# Exercise goal
Copy every line of the records below where the word "race" occurs.

# Raw records
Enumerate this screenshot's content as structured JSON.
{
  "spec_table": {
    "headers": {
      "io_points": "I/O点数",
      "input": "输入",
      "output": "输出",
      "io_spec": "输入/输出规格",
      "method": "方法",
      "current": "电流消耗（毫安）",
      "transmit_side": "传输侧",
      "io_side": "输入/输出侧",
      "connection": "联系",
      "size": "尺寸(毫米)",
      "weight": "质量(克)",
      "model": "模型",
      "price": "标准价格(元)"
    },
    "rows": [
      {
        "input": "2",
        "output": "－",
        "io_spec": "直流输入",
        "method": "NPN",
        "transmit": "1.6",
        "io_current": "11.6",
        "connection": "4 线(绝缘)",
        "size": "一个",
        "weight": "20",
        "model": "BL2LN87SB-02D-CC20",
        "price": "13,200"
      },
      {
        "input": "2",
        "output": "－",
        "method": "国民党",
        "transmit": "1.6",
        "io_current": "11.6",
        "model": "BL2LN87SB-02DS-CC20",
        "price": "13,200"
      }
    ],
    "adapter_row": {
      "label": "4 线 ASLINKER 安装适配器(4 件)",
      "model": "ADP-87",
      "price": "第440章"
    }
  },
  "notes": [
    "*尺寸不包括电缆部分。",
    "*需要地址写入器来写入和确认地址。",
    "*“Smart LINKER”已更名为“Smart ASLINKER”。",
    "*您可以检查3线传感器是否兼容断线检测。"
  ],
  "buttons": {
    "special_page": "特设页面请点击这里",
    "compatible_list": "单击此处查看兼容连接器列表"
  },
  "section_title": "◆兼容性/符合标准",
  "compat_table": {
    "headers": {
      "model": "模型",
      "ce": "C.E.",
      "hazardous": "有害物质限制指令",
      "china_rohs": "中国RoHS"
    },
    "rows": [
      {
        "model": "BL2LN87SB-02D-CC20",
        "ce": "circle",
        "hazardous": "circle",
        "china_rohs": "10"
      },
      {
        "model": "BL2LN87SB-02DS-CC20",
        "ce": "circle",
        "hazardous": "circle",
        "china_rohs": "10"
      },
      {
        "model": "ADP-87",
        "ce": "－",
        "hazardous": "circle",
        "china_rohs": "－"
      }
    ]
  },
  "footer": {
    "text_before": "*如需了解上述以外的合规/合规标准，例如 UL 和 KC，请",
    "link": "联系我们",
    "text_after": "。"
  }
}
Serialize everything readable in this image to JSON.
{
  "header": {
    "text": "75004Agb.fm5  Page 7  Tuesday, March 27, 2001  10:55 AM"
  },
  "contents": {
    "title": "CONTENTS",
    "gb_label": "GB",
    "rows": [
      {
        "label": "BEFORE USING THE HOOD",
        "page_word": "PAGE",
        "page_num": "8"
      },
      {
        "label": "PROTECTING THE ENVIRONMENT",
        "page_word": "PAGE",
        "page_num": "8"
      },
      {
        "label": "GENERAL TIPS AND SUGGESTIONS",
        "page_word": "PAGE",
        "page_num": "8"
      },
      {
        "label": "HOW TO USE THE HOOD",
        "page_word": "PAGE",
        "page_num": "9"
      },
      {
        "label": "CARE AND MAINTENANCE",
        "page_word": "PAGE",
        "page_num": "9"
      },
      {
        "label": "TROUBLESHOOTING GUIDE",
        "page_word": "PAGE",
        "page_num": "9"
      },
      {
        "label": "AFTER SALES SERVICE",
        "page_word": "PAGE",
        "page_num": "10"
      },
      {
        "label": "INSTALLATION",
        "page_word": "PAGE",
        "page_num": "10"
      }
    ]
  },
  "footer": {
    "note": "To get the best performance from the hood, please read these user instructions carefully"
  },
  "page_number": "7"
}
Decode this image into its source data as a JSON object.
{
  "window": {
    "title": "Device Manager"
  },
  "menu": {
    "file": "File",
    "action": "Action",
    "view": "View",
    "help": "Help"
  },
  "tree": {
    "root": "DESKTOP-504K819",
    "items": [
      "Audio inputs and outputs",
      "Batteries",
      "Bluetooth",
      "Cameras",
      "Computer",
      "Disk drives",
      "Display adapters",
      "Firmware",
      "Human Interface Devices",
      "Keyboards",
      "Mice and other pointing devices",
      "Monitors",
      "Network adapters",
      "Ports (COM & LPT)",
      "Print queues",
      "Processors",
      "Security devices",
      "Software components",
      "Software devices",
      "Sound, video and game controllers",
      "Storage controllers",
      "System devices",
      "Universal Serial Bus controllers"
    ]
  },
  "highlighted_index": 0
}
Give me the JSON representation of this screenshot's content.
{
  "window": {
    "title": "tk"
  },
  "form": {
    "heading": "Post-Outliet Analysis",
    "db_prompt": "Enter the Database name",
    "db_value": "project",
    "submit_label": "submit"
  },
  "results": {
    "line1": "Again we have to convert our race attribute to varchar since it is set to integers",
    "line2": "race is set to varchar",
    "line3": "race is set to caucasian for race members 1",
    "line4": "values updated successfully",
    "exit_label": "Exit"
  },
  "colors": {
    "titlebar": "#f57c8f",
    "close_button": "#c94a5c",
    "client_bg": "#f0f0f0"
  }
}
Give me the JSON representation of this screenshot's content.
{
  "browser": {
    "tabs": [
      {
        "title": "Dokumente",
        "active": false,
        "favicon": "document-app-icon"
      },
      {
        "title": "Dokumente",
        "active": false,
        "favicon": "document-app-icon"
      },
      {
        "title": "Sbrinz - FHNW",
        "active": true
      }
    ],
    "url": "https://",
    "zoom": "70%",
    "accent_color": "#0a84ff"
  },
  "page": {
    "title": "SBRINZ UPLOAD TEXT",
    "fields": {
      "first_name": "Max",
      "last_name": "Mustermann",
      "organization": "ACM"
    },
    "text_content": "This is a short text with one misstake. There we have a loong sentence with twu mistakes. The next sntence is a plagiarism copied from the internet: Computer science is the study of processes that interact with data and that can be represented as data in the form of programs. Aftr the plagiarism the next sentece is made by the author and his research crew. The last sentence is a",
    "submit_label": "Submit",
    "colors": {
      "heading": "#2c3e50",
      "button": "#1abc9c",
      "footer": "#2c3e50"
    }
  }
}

# Full answer
    "line1": "Again we have to convert our race attribute to varchar since it is set to integers",
    "line2": "race is set to varchar",
    "line3": "race is set to caucasian for race members 1",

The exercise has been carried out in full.